▶ **Input records**

....

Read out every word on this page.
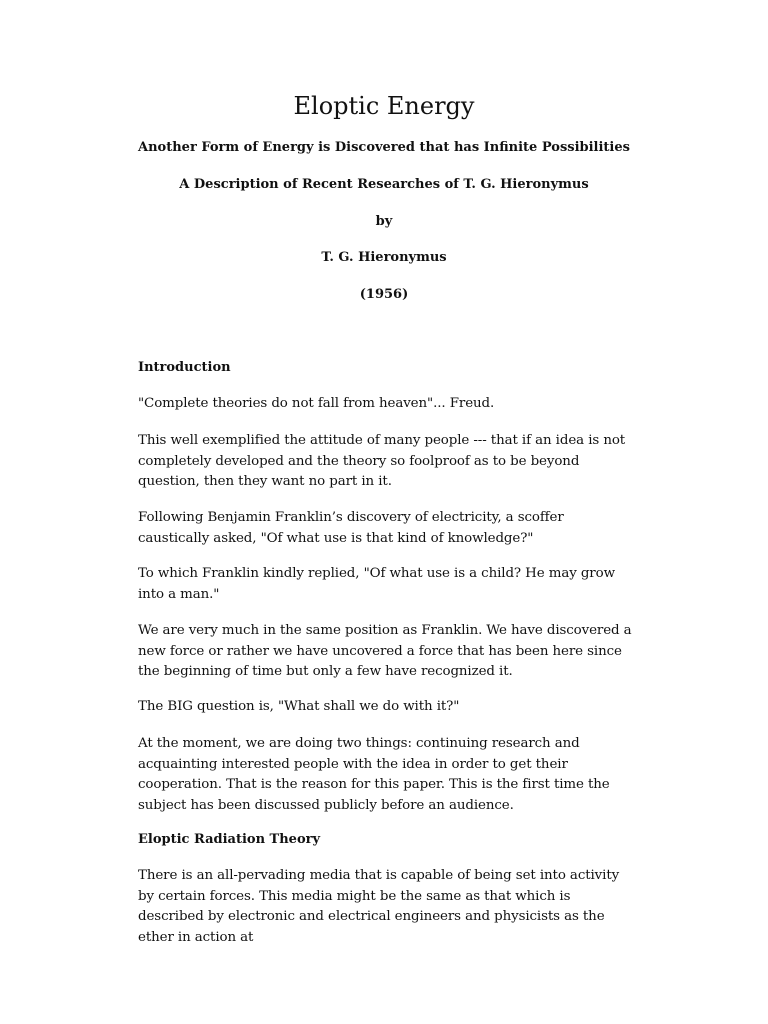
Eloptic Energy

Another Form of Energy is Discovered that has Infinite Possibilities

A Description of Recent Researches of T. G. Hieronymus

by

T. G. Hieronymus

(1956)

Introduction

"Complete theories do not fall from heaven"... Freud.

This well exemplified the attitude of many people --- that if an idea is not completely developed and the theory so foolproof as to be beyond question, then they want no part in it.

Following Benjamin Franklin’s discovery of electricity, a scoffer caustically asked, "Of what use is that kind of knowledge?"

To which Franklin kindly replied, "Of what use is a child? He may grow into a man."

We are very much in the same position as Franklin. We have discovered a new force or rather we have uncovered a force that has been here since the beginning of time but only a few have recognized it.

The BIG question is, "What shall we do with it?"

At the moment, we are doing two things: continuing research and acquainting interested people with the idea in order to get their cooperation. That is the reason for this paper. This is the first time the subject has been discussed publicly before an audience.

Eloptic Radiation Theory

There is an all-pervading media that is capable of being set into activity by certain forces. This media might be the same as that which is described by electronic and electrical engineers and physicists as the ether in action at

....

▶ **Problem details**
Gather, from the listing above, every line carrying the word "Energy".

▶ **Answer**
Eloptic Energy
Another Form of Energy is Discovered that has Infinite Possibilities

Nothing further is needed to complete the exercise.